## Raw records

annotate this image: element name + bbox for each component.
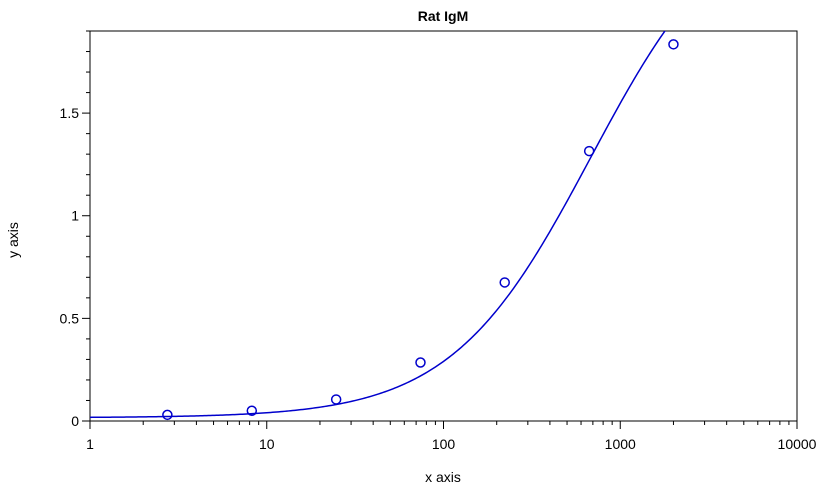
data-point: [330, 394, 342, 405]
data-point: [668, 39, 679, 50]
y-tick-label: 1.5: [60, 105, 80, 121]
y-axis-label: y axis: [5, 222, 21, 258]
x-tick-label: 100: [432, 436, 456, 452]
data-points-layer: [162, 39, 679, 421]
data-point: [415, 357, 426, 368]
data-point: [162, 409, 173, 421]
x-axis-label: x axis: [425, 469, 461, 485]
y-tick-label: 0: [71, 413, 79, 429]
y-axis-ticks: 0 0.5 1 1.5: [60, 30, 90, 429]
plot-frame: [89, 30, 798, 422]
data-point: [499, 277, 510, 288]
y-tick-label: 1: [71, 208, 79, 224]
chart-title: Rat IgM: [418, 8, 469, 24]
x-axis-ticks: 1 10 100 1000 10000: [86, 421, 817, 452]
y-tick-label: 0.5: [60, 310, 80, 326]
x-tick-label: 1000: [605, 436, 636, 452]
x-tick-label: 10000: [778, 436, 817, 452]
x-tick-label: 10: [259, 436, 275, 452]
data-point: [246, 405, 258, 416]
data-point: [583, 145, 595, 157]
x-tick-label: 1: [86, 436, 94, 452]
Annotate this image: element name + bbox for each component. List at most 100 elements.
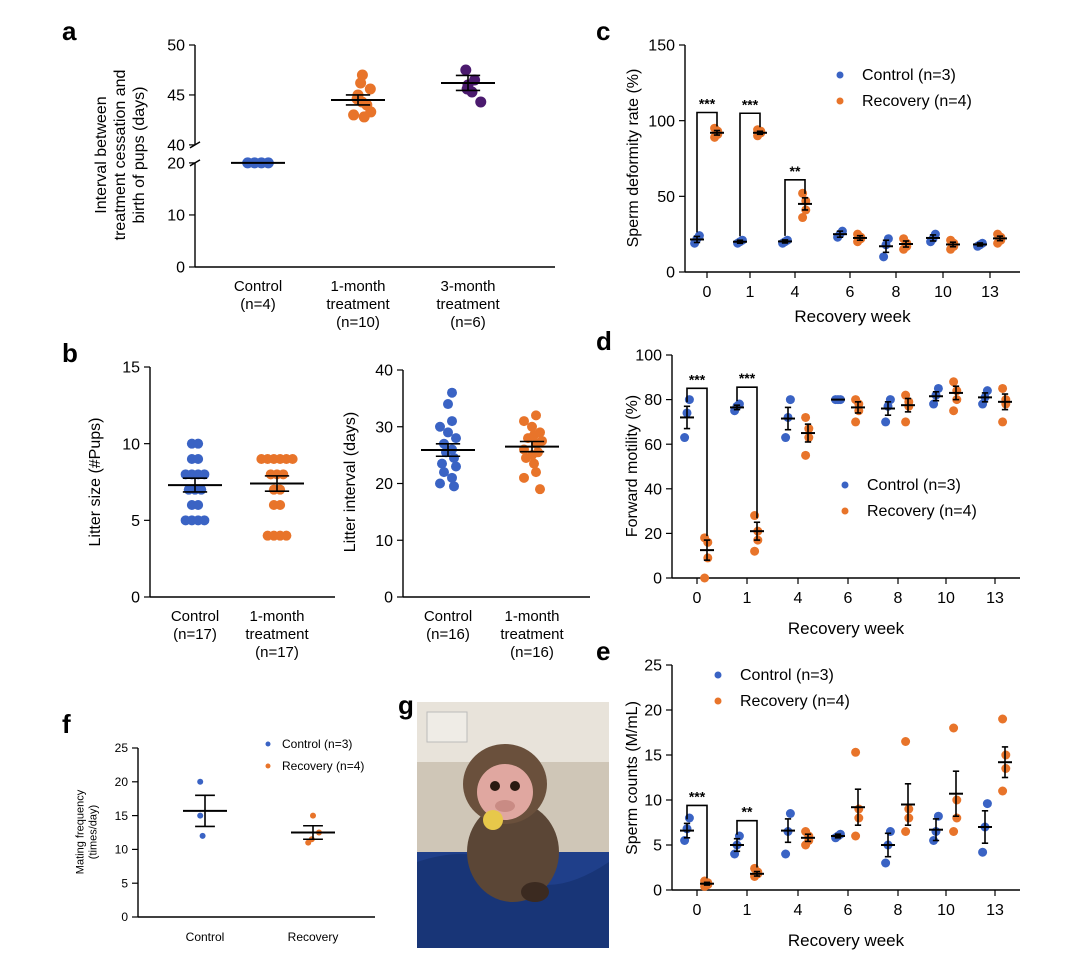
legend-label: Recovery (n=4) xyxy=(867,503,977,520)
x-tick-label: 4 xyxy=(791,284,800,301)
data-point xyxy=(447,387,457,398)
data-point xyxy=(851,747,861,757)
data-point xyxy=(801,412,811,422)
significance-bracket xyxy=(736,819,758,868)
y-tick-label: 0 xyxy=(653,571,662,588)
significance-label: ** xyxy=(790,163,801,179)
significance-label: *** xyxy=(739,370,756,386)
data-point xyxy=(949,827,959,836)
data-point xyxy=(199,832,206,839)
x-tick-label: 0 xyxy=(703,284,712,301)
y-axis-label-line: Mating frequency xyxy=(75,789,87,874)
x-tick-label: (n=17) xyxy=(255,644,299,661)
x-axis-label: Recovery week xyxy=(788,931,905,950)
legend-label: Recovery (n=4) xyxy=(282,759,364,773)
x-tick-label: Control xyxy=(424,608,472,625)
y-tick-label: 50 xyxy=(657,189,675,206)
data-point xyxy=(781,433,791,443)
y-axis-label-line: Sperm counts (M/mL) xyxy=(624,701,641,855)
panel-label: b xyxy=(62,338,78,368)
data-point xyxy=(901,417,911,427)
legend-marker xyxy=(265,741,271,747)
data-point xyxy=(197,812,204,819)
legend-marker xyxy=(714,697,722,705)
y-tick-label: 20 xyxy=(115,775,129,789)
legend-marker xyxy=(841,481,849,489)
significance-bracket xyxy=(736,386,758,519)
significance-label: ** xyxy=(742,804,753,820)
data-point xyxy=(535,484,545,495)
legend-marker xyxy=(841,507,849,515)
y-tick-label: 0 xyxy=(384,590,393,607)
y-axis-label-line: Litter interval (days) xyxy=(342,412,359,553)
data-point xyxy=(798,213,808,223)
data-point xyxy=(193,438,204,449)
x-tick-label: 6 xyxy=(844,902,853,919)
chart-d: 0 20 40 60 80 100 Forward motility (%) d 0 1 4 6 8 10… xyxy=(596,326,1020,638)
y-tick-label: 20 xyxy=(375,476,393,493)
x-tick-label: treatment xyxy=(326,296,390,313)
data-point xyxy=(680,433,690,443)
y-axis-label-line: birth of pups (days) xyxy=(131,87,148,224)
y-tick-label: 10 xyxy=(644,793,662,810)
data-point xyxy=(851,417,861,427)
x-tick-label: (n=10) xyxy=(336,314,380,331)
data-point xyxy=(535,427,545,438)
y-tick-label: 10 xyxy=(115,843,129,857)
y-tick-label: 30 xyxy=(375,419,393,436)
data-point xyxy=(475,96,487,108)
chart-f: 0 5 10 15 20 25 Mating frequency(times/day) f Co… xyxy=(62,709,375,944)
data-point xyxy=(901,737,911,746)
data-point xyxy=(531,467,541,478)
x-tick-label: Recovery xyxy=(288,930,339,944)
x-tick-label: 8 xyxy=(892,284,901,301)
data-point xyxy=(447,416,457,427)
x-tick-label: 8 xyxy=(894,590,903,607)
data-point xyxy=(199,515,210,526)
significance-bracket xyxy=(686,804,708,879)
y-axis-label: Sperm deformity rate (%) xyxy=(625,69,642,248)
data-point xyxy=(998,417,1008,427)
data-point xyxy=(447,472,457,483)
x-tick-label: Control xyxy=(186,930,225,944)
x-tick-label: 1 xyxy=(746,284,755,301)
data-point xyxy=(435,478,445,489)
significance-label: *** xyxy=(689,371,706,387)
data-point xyxy=(933,383,943,393)
panel-label: e xyxy=(596,636,610,666)
data-point xyxy=(785,395,795,405)
x-tick-label: (n=17) xyxy=(173,626,217,643)
data-point xyxy=(364,83,376,95)
data-point xyxy=(881,858,891,868)
x-tick-label: 4 xyxy=(794,590,803,607)
data-point xyxy=(978,847,988,857)
data-point xyxy=(449,481,459,492)
data-point xyxy=(949,406,959,416)
data-point xyxy=(879,252,889,262)
significance-label: *** xyxy=(689,788,706,804)
panel-label: f xyxy=(62,709,71,739)
data-point xyxy=(949,377,959,387)
data-point xyxy=(949,723,959,733)
x-tick-label: 4 xyxy=(794,902,803,919)
x-tick-label: 13 xyxy=(981,284,999,301)
y-axis-label: Forward motility (%) xyxy=(624,395,641,537)
y-tick-label: 0 xyxy=(666,265,675,282)
chart-e: 0 5 10 15 20 25 Sperm counts (M/mL) e 0 1 4 6 8 10 13 R… xyxy=(596,636,1020,950)
x-tick-label: 6 xyxy=(846,284,855,301)
significance-bracket xyxy=(686,387,708,537)
data-point xyxy=(998,383,1008,393)
y-tick-label: 45 xyxy=(167,88,185,105)
x-tick-label: 13 xyxy=(986,902,1004,919)
legend-label: Control (n=3) xyxy=(740,667,834,684)
data-point xyxy=(998,786,1008,796)
data-point xyxy=(437,458,447,469)
x-tick-label: 8 xyxy=(894,902,903,919)
data-point xyxy=(443,427,453,438)
data-point xyxy=(199,469,210,480)
data-point xyxy=(348,109,360,121)
chart-c: 0 50 100 150 Sperm deformity rate (%) c 0 1 4 6 8 1… xyxy=(596,16,1020,326)
panel-label: a xyxy=(62,16,77,46)
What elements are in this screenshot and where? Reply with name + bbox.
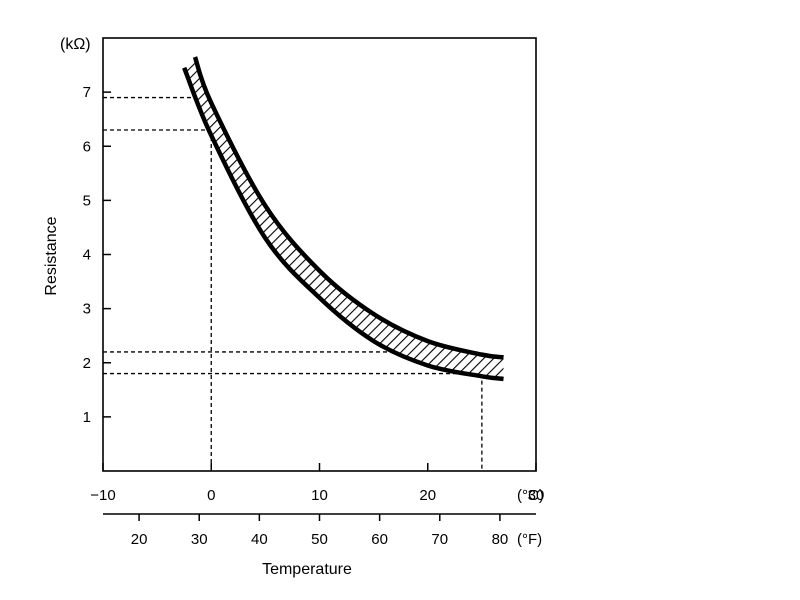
reference-lines (103, 96, 483, 471)
x-tick-label-fahrenheit: 30 (191, 531, 208, 548)
x-axis-fahrenheit: 20 30 40 50 60 70 80 (131, 514, 509, 548)
y-tick-label: 7 (83, 84, 91, 101)
x-tick-label-celsius: −10 (90, 487, 115, 504)
y-tick-label: 6 (83, 138, 91, 155)
plot-frame (102, 37, 537, 472)
y-axis: 1 2 3 4 5 6 7 (83, 84, 111, 426)
x-tick-label-fahrenheit: 80 (492, 531, 509, 548)
x-axis-celsius: −10 0 10 20 30 (90, 463, 544, 504)
y-tick-label: 2 (83, 355, 91, 372)
x-tick-label-fahrenheit: 40 (251, 531, 268, 548)
x-tick-label-celsius: 10 (311, 487, 328, 504)
x-axis-title: Temperature (262, 561, 352, 578)
x-unit-celsius: (°C) (517, 487, 544, 504)
band-fill (184, 56, 504, 379)
y-tick-label: 4 (83, 247, 91, 264)
x-tick-label-fahrenheit: 60 (371, 531, 388, 548)
x-tick-label-celsius: 20 (419, 487, 436, 504)
x-tick-label-fahrenheit: 20 (131, 531, 148, 548)
tolerance-band (182, 56, 504, 382)
x-tick-label-celsius: 0 (207, 487, 215, 504)
y-tick-label: 1 (83, 409, 91, 426)
y-tick-label: 3 (83, 301, 91, 318)
y-unit-label: (kΩ) (60, 36, 91, 53)
y-tick-label: 5 (83, 192, 91, 209)
x-tick-label-celsius: 30 (528, 487, 545, 504)
lower-limit-curve (182, 66, 504, 382)
x-tick-label-fahrenheit: 70 (431, 531, 448, 548)
upper-limit-curve (192, 56, 504, 360)
x-unit-fahrenheit: (°F) (517, 531, 542, 548)
y-axis-title: Resistance (43, 216, 60, 295)
x-tick-label-fahrenheit: 50 (311, 531, 328, 548)
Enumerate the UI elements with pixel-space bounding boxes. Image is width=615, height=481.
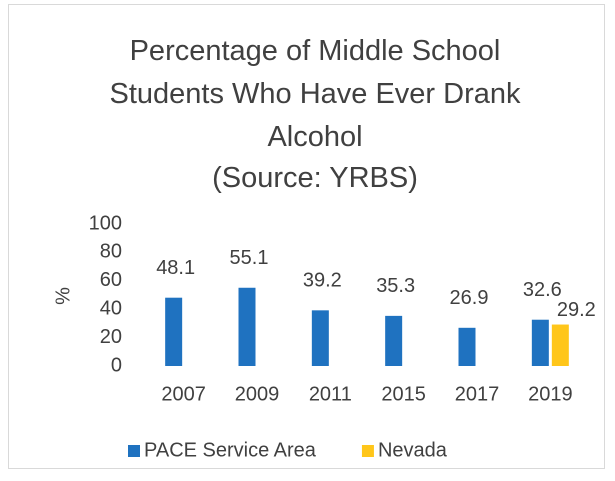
- bar: [385, 315, 403, 366]
- y-axis-label: %: [52, 287, 74, 305]
- data-label: 26.9: [450, 287, 489, 309]
- bar: [531, 319, 549, 366]
- chart-subtitle: (Source: YRBS): [212, 162, 418, 194]
- x-tick-label: 2017: [455, 383, 500, 405]
- x-tick-label: 2015: [381, 383, 426, 405]
- y-tick-label: 80: [100, 241, 122, 263]
- x-tick-label: 2007: [161, 383, 206, 405]
- y-tick-label: 0: [111, 354, 122, 376]
- data-label: 39.2: [303, 270, 342, 292]
- bar: [311, 310, 329, 366]
- data-label: 48.1: [156, 257, 195, 279]
- x-tick-label: 2011: [309, 383, 352, 405]
- bar: [238, 287, 256, 366]
- data-label: 29.2: [557, 299, 596, 321]
- y-tick-label: 20: [100, 326, 122, 348]
- x-tick-label: 2019: [528, 383, 573, 405]
- data-label: 55.1: [230, 247, 269, 269]
- bar: [458, 327, 476, 366]
- legend-label: Nevada: [378, 439, 448, 461]
- data-label: 35.3: [376, 275, 415, 297]
- data-label: 32.6: [523, 279, 562, 301]
- legend-label: PACE Service Area: [144, 439, 317, 461]
- bar: [165, 297, 183, 366]
- y-tick-label: 40: [100, 297, 122, 319]
- legend-swatch: [361, 445, 374, 457]
- y-tick-label: 100: [89, 212, 122, 234]
- chart-title: Percentage of Middle School Students Who…: [109, 35, 521, 153]
- x-tick-label: 2009: [235, 383, 280, 405]
- chart-border: [8, 4, 605, 469]
- legend-swatch: [128, 445, 140, 457]
- bar: [551, 324, 569, 366]
- y-tick-label: 60: [100, 269, 122, 291]
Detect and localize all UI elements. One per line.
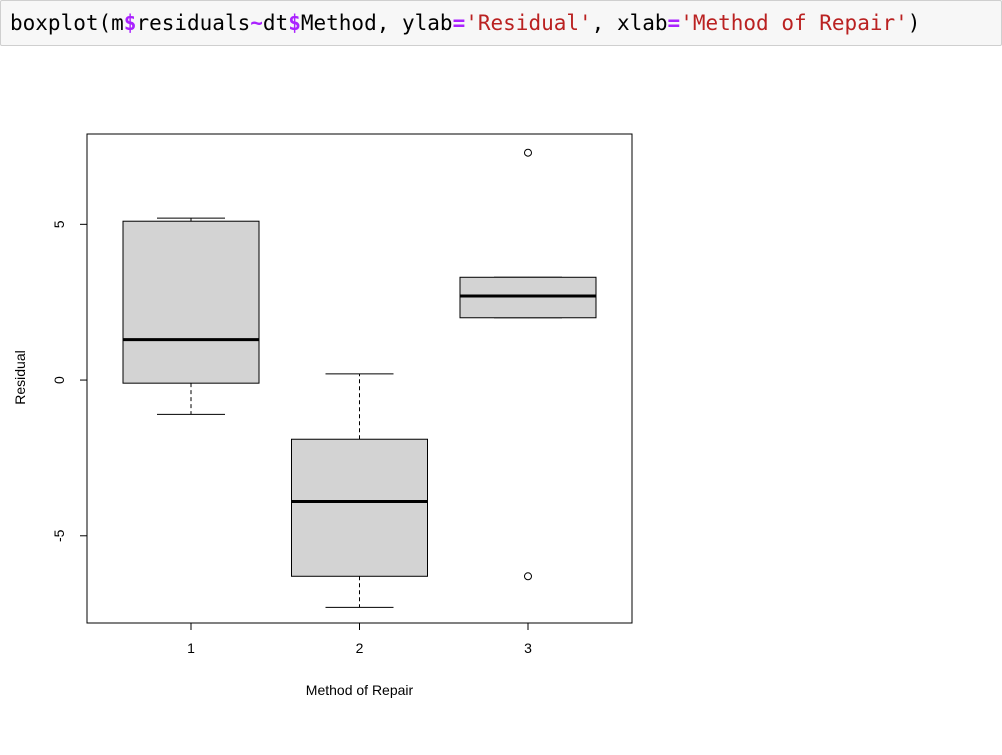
box-iqr [460, 277, 596, 317]
box-iqr [123, 221, 259, 383]
code-token-plain: boxplot(m [10, 11, 124, 35]
code-token-plain: Method, ylab [301, 11, 453, 35]
outlier-point [524, 149, 531, 156]
x-axis-label: Method of Repair [306, 682, 414, 698]
x-tick-label: 2 [356, 640, 364, 656]
box-group-3 [460, 149, 596, 580]
y-axis-label: Residual [12, 350, 28, 404]
code-token-plain: , xlab [592, 11, 668, 35]
code-token-op: = [453, 11, 466, 35]
box-iqr [292, 439, 428, 576]
code-token-str: 'Residual' [465, 11, 591, 35]
code-token-str: 'Method of Repair' [680, 11, 908, 35]
code-token-plain: dt [263, 11, 288, 35]
box-group-2 [292, 374, 428, 608]
code-token-op: ~ [250, 11, 263, 35]
y-tick-label: -5 [51, 529, 67, 542]
x-tick-label: 1 [187, 640, 195, 656]
code-token-plain: residuals [136, 11, 250, 35]
code-token-op: = [668, 11, 681, 35]
code-token-op: $ [288, 11, 301, 35]
plot-output: 1 2 3 -5 0 5 Method of Repair Residual [0, 46, 660, 750]
boxplot-chart: 1 2 3 -5 0 5 Method of Repair Residual [0, 46, 660, 750]
code-token-plain: ) [908, 11, 921, 35]
y-tick-label: 0 [51, 376, 67, 384]
y-tick-label: 5 [51, 220, 67, 228]
code-cell[interactable]: boxplot(m$residuals~dt$Method, ylab='Res… [0, 0, 1002, 46]
box-group-1 [123, 218, 259, 414]
code-token-op: $ [124, 11, 137, 35]
outlier-point [524, 573, 531, 580]
x-tick-label: 3 [524, 640, 532, 656]
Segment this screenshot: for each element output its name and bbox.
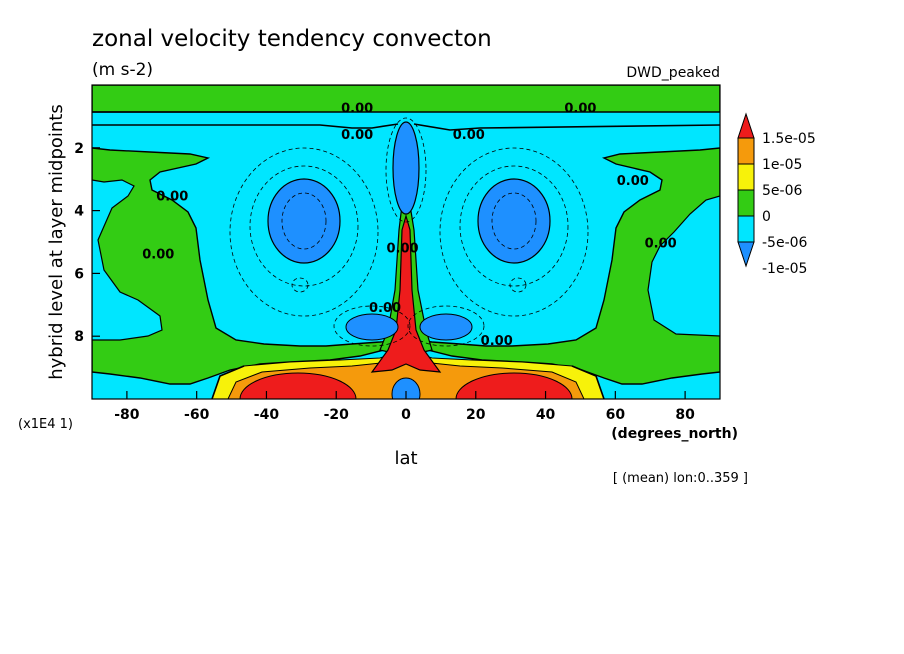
contour-label: 0.00 (156, 189, 188, 204)
x-tick-label: -80 (114, 407, 140, 423)
y-tick-label: 6 (74, 266, 84, 282)
colorbar-swatch (737, 137, 755, 165)
colorbar: 1.5e-05 1e-05 5e-06 0 -5e-06 -1e-05 (737, 112, 816, 277)
plot-area (92, 85, 720, 399)
negative-core-low-north (419, 313, 473, 341)
contour-line (211, 365, 605, 399)
surface-blue-core-equator (391, 377, 421, 399)
x-tick-label: -60 (184, 407, 210, 423)
contour-label: 0.00 (453, 128, 485, 143)
x-tick-label: 80 (675, 407, 695, 423)
contour-label: 0.00 (645, 237, 677, 252)
negative-pocket-south (92, 179, 163, 341)
colorbar-label: 1.5e-05 (762, 131, 816, 147)
contour-labels: 0.00 0.00 0.00 0.00 0.00 0.00 0.00 0.00 0.00 0.00… (142, 102, 676, 349)
chart-title: zonal velocity tendency convecton (92, 26, 492, 52)
footer-note: [ (mean) lon:0..359 ] (613, 471, 748, 486)
contour-label: 0.00 (564, 102, 596, 117)
contour-line (291, 277, 309, 293)
y-tick-label: 4 (74, 204, 84, 220)
colorbar-label: 5e-06 (762, 183, 802, 199)
negative-core-low-south (345, 313, 399, 341)
contour-line (509, 277, 527, 293)
x-tick-label: 40 (536, 407, 556, 423)
negative-contours (229, 117, 589, 347)
contour-line (439, 147, 589, 317)
contour-line (281, 192, 327, 250)
negative-core-south (267, 178, 341, 264)
y-axis-ticks: 2 4 6 8 (74, 141, 100, 345)
negative-pocket-north (647, 195, 720, 337)
contour-line (92, 123, 720, 131)
colorbar-label: 0 (762, 209, 771, 225)
x-tick-label: 20 (466, 407, 486, 423)
x-tick-label: -40 (254, 407, 280, 423)
contour-label: 0.00 (142, 248, 174, 263)
negative-core-north (477, 178, 551, 264)
y-tick-label: 2 (74, 141, 84, 157)
y-axis-title: hybrid level at layer midpoints (46, 104, 67, 380)
contour-label: 0.00 (386, 241, 418, 256)
colorbar-label: 1e-05 (762, 157, 802, 173)
contour-line (229, 147, 379, 317)
colorbar-swatch (737, 163, 755, 191)
contour-label: 0.00 (481, 334, 513, 349)
y-tick-label: 8 (74, 329, 84, 345)
surface-red-core-north (455, 372, 573, 399)
x-tick-label: -20 (324, 407, 350, 423)
x-tick-label: 60 (606, 407, 626, 423)
contour-label: 0.00 (341, 128, 373, 143)
contour-label: 0.00 (617, 174, 649, 189)
x-axis-ticks: -80 -60 -40 -20 0 20 40 60 80 (114, 391, 695, 423)
colorbar-label: -5e-06 (762, 235, 808, 251)
contour-label: 0.00 (341, 102, 373, 117)
negative-core-upper-equator (392, 121, 420, 215)
units-label: (m s-2) (92, 60, 153, 80)
x-axis-title: lat (394, 448, 417, 469)
x-units-label: (degrees_north) (611, 426, 738, 442)
x-tick-label: 0 (401, 407, 411, 423)
contour-label: 0.00 (369, 301, 401, 316)
contour-line (407, 305, 485, 347)
surface-red-core-south (239, 372, 357, 399)
positive-region-southern-flank (92, 147, 401, 385)
contour-line (459, 165, 569, 287)
equatorial-red-jet (370, 213, 442, 373)
colorbar-label: -1e-05 (762, 261, 807, 277)
colorbar-swatch (737, 189, 755, 217)
colorbar-swatch (737, 215, 755, 243)
colorbar-top-arrow (737, 112, 755, 139)
contour-line (249, 165, 359, 287)
contour-line (385, 117, 427, 223)
colorbar-bottom-arrow (737, 241, 755, 268)
contour-line (491, 192, 537, 250)
zero-contours (92, 111, 720, 399)
contour-line (333, 305, 411, 347)
positive-region-northern-flank (411, 147, 720, 385)
dataset-label: DWD_peaked (626, 65, 720, 81)
positive-region-top-band (92, 85, 720, 113)
y-scale-note: (x1E4 1) (18, 417, 73, 432)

## Directive
Please reproduce the entries starting with the line containing "data-point: [330, 394, 342, 405]" and going on through the line containing "most 100 elements.", swapping "x-tick-label" for "horizontal-tick-label" and leaving everything else unchanged.

## Worked solution
data-point: [330, 394, 342, 405]
data-point: [668, 39, 679, 50]
y-tick-label: 1.5: [60, 105, 80, 121]
y-axis-label: y axis: [5, 222, 21, 258]
horizontal-tick-label: 100: [432, 436, 456, 452]
data-points-layer: [162, 39, 679, 421]
data-point: [415, 357, 426, 368]
data-point: [162, 409, 173, 421]
x-axis-label: x axis: [425, 469, 461, 485]
y-tick-label: 0: [71, 413, 79, 429]
y-axis-ticks: 0 0.5 1 1.5: [60, 30, 90, 429]
plot-frame: [89, 30, 798, 422]
data-point: [499, 277, 510, 288]
y-tick-label: 1: [71, 208, 79, 224]
chart-title: Rat IgM: [418, 8, 469, 24]
x-axis-ticks: 1 10 100 1000 10000: [86, 421, 817, 452]
y-tick-label: 0.5: [60, 310, 80, 326]
horizontal-tick-label: 1000: [605, 436, 636, 452]
horizontal-tick-label: 10000: [778, 436, 817, 452]
horizontal-tick-label: 10: [259, 436, 275, 452]
data-point: [246, 405, 258, 416]
data-point: [583, 145, 595, 157]
horizontal-tick-label: 1: [86, 436, 94, 452]
Annotate this image: element name + bbox for each component. List at most 100 elements.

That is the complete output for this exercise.